Exercise inputs =
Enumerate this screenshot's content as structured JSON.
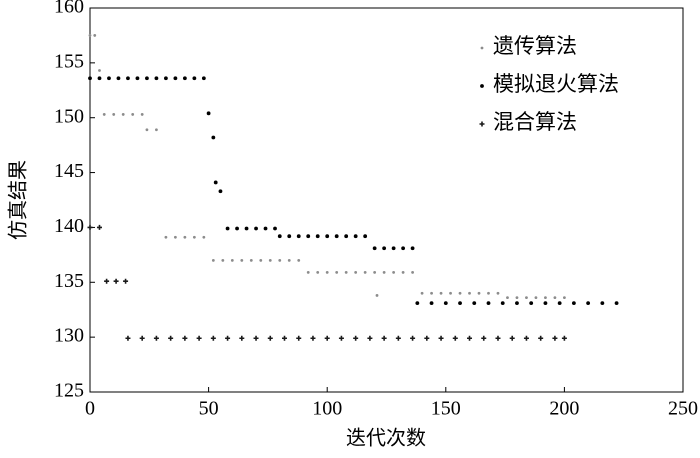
{
  "chart_data": {
    "type": "scatter",
    "xlabel": "迭代次数",
    "ylabel": "仿真结果",
    "xlim": [
      0,
      250
    ],
    "xticks": [
      0,
      50,
      100,
      150,
      200,
      250
    ],
    "ylim": [
      125,
      160
    ],
    "yticks": [
      125,
      130,
      135,
      140,
      145,
      150,
      155,
      160
    ],
    "legend": "upper right",
    "series": [
      {
        "name": "遗传算法",
        "color": "#8c8c8c",
        "x": [
          0,
          2,
          4,
          6,
          10,
          14,
          18,
          22,
          24,
          28,
          32,
          36,
          40,
          44,
          48,
          52,
          56,
          60,
          64,
          68,
          72,
          76,
          80,
          84,
          88,
          92,
          96,
          100,
          104,
          108,
          112,
          116,
          120,
          121,
          124,
          128,
          132,
          136,
          140,
          144,
          148,
          152,
          156,
          160,
          164,
          168,
          172,
          176,
          180,
          184,
          188,
          192,
          196,
          200
        ],
        "values": [
          157.5,
          157.5,
          154.3,
          150.3,
          150.3,
          150.3,
          150.3,
          150.3,
          148.9,
          148.9,
          139.1,
          139.1,
          139.1,
          139.1,
          139.1,
          137,
          137,
          137,
          137,
          137,
          137,
          137,
          137,
          137,
          137,
          135.9,
          135.9,
          135.9,
          135.9,
          135.9,
          135.9,
          135.9,
          135.9,
          133.8,
          135.9,
          135.9,
          135.9,
          135.9,
          134,
          134,
          134,
          134,
          134,
          134,
          134,
          134,
          134,
          133.6,
          133.6,
          133.6,
          133.6,
          133.6,
          133.6,
          133.6
        ]
      },
      {
        "name": "模拟退火算法",
        "color": "#000000",
        "x": [
          0,
          4,
          8,
          12,
          16,
          20,
          24,
          28,
          32,
          36,
          40,
          44,
          48,
          50,
          52,
          53,
          55,
          58,
          62,
          66,
          70,
          74,
          78,
          80,
          84,
          88,
          92,
          96,
          100,
          104,
          108,
          112,
          116,
          120,
          124,
          128,
          132,
          136,
          138,
          144,
          150,
          156,
          162,
          168,
          174,
          180,
          186,
          192,
          198,
          204,
          210,
          216,
          222
        ],
        "values": [
          153.6,
          153.6,
          153.6,
          153.6,
          153.6,
          153.6,
          153.6,
          153.6,
          153.6,
          153.6,
          153.6,
          153.6,
          153.6,
          150.4,
          148.2,
          144.1,
          143.3,
          139.9,
          139.9,
          139.9,
          139.9,
          139.9,
          139.9,
          139.2,
          139.2,
          139.2,
          139.2,
          139.2,
          139.2,
          139.2,
          139.2,
          139.2,
          139.2,
          138.1,
          138.1,
          138.1,
          138.1,
          138.1,
          133.1,
          133.1,
          133.1,
          133.1,
          133.1,
          133.1,
          133.1,
          133.1,
          133.1,
          133.1,
          133.1,
          133.1,
          133.1,
          133.1,
          133.1
        ]
      },
      {
        "name": "混合算法",
        "color": "#1a1a1a",
        "x": [
          0,
          4,
          7,
          11,
          15,
          16,
          22,
          28,
          34,
          40,
          46,
          52,
          58,
          64,
          70,
          76,
          82,
          88,
          94,
          100,
          106,
          112,
          118,
          124,
          130,
          136,
          142,
          148,
          154,
          160,
          166,
          172,
          178,
          184,
          190,
          196,
          200
        ],
        "values": [
          140,
          140,
          135.1,
          135.1,
          135.1,
          129.9,
          129.9,
          129.9,
          129.9,
          129.9,
          129.9,
          129.9,
          129.9,
          129.9,
          129.9,
          129.9,
          129.9,
          129.9,
          129.9,
          129.9,
          129.9,
          129.9,
          129.9,
          129.9,
          129.9,
          129.9,
          129.9,
          129.9,
          129.9,
          129.9,
          129.9,
          129.9,
          129.9,
          129.9,
          129.9,
          129.9,
          129.9
        ]
      }
    ]
  }
}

What you have to do = Print all the records again exactly; do not include any picture.

Solution to this exercise =
Enumerate this screenshot's content as structured JSON.
{
  "chart_data": {
    "type": "scatter",
    "xlabel": "迭代次数",
    "ylabel": "仿真结果",
    "xlim": [
      0,
      250
    ],
    "xticks": [
      0,
      50,
      100,
      150,
      200,
      250
    ],
    "ylim": [
      125,
      160
    ],
    "yticks": [
      125,
      130,
      135,
      140,
      145,
      150,
      155,
      160
    ],
    "legend": "upper right",
    "series": [
      {
        "name": "遗传算法",
        "color": "#8c8c8c",
        "x": [
          0,
          2,
          4,
          6,
          10,
          14,
          18,
          22,
          24,
          28,
          32,
          36,
          40,
          44,
          48,
          52,
          56,
          60,
          64,
          68,
          72,
          76,
          80,
          84,
          88,
          92,
          96,
          100,
          104,
          108,
          112,
          116,
          120,
          121,
          124,
          128,
          132,
          136,
          140,
          144,
          148,
          152,
          156,
          160,
          164,
          168,
          172,
          176,
          180,
          184,
          188,
          192,
          196,
          200
        ],
        "values": [
          157.5,
          157.5,
          154.3,
          150.3,
          150.3,
          150.3,
          150.3,
          150.3,
          148.9,
          148.9,
          139.1,
          139.1,
          139.1,
          139.1,
          139.1,
          137,
          137,
          137,
          137,
          137,
          137,
          137,
          137,
          137,
          137,
          135.9,
          135.9,
          135.9,
          135.9,
          135.9,
          135.9,
          135.9,
          135.9,
          133.8,
          135.9,
          135.9,
          135.9,
          135.9,
          134,
          134,
          134,
          134,
          134,
          134,
          134,
          134,
          134,
          133.6,
          133.6,
          133.6,
          133.6,
          133.6,
          133.6,
          133.6
        ]
      },
      {
        "name": "模拟退火算法",
        "color": "#000000",
        "x": [
          0,
          4,
          8,
          12,
          16,
          20,
          24,
          28,
          32,
          36,
          40,
          44,
          48,
          50,
          52,
          53,
          55,
          58,
          62,
          66,
          70,
          74,
          78,
          80,
          84,
          88,
          92,
          96,
          100,
          104,
          108,
          112,
          116,
          120,
          124,
          128,
          132,
          136,
          138,
          144,
          150,
          156,
          162,
          168,
          174,
          180,
          186,
          192,
          198,
          204,
          210,
          216,
          222
        ],
        "values": [
          153.6,
          153.6,
          153.6,
          153.6,
          153.6,
          153.6,
          153.6,
          153.6,
          153.6,
          153.6,
          153.6,
          153.6,
          153.6,
          150.4,
          148.2,
          144.1,
          143.3,
          139.9,
          139.9,
          139.9,
          139.9,
          139.9,
          139.9,
          139.2,
          139.2,
          139.2,
          139.2,
          139.2,
          139.2,
          139.2,
          139.2,
          139.2,
          139.2,
          138.1,
          138.1,
          138.1,
          138.1,
          138.1,
          133.1,
          133.1,
          133.1,
          133.1,
          133.1,
          133.1,
          133.1,
          133.1,
          133.1,
          133.1,
          133.1,
          133.1,
          133.1,
          133.1,
          133.1
        ]
      },
      {
        "name": "混合算法",
        "color": "#1a1a1a",
        "x": [
          0,
          4,
          7,
          11,
          15,
          16,
          22,
          28,
          34,
          40,
          46,
          52,
          58,
          64,
          70,
          76,
          82,
          88,
          94,
          100,
          106,
          112,
          118,
          124,
          130,
          136,
          142,
          148,
          154,
          160,
          166,
          172,
          178,
          184,
          190,
          196,
          200
        ],
        "values": [
          140,
          140,
          135.1,
          135.1,
          135.1,
          129.9,
          129.9,
          129.9,
          129.9,
          129.9,
          129.9,
          129.9,
          129.9,
          129.9,
          129.9,
          129.9,
          129.9,
          129.9,
          129.9,
          129.9,
          129.9,
          129.9,
          129.9,
          129.9,
          129.9,
          129.9,
          129.9,
          129.9,
          129.9,
          129.9,
          129.9,
          129.9,
          129.9,
          129.9,
          129.9,
          129.9,
          129.9
        ]
      }
    ]
  }
}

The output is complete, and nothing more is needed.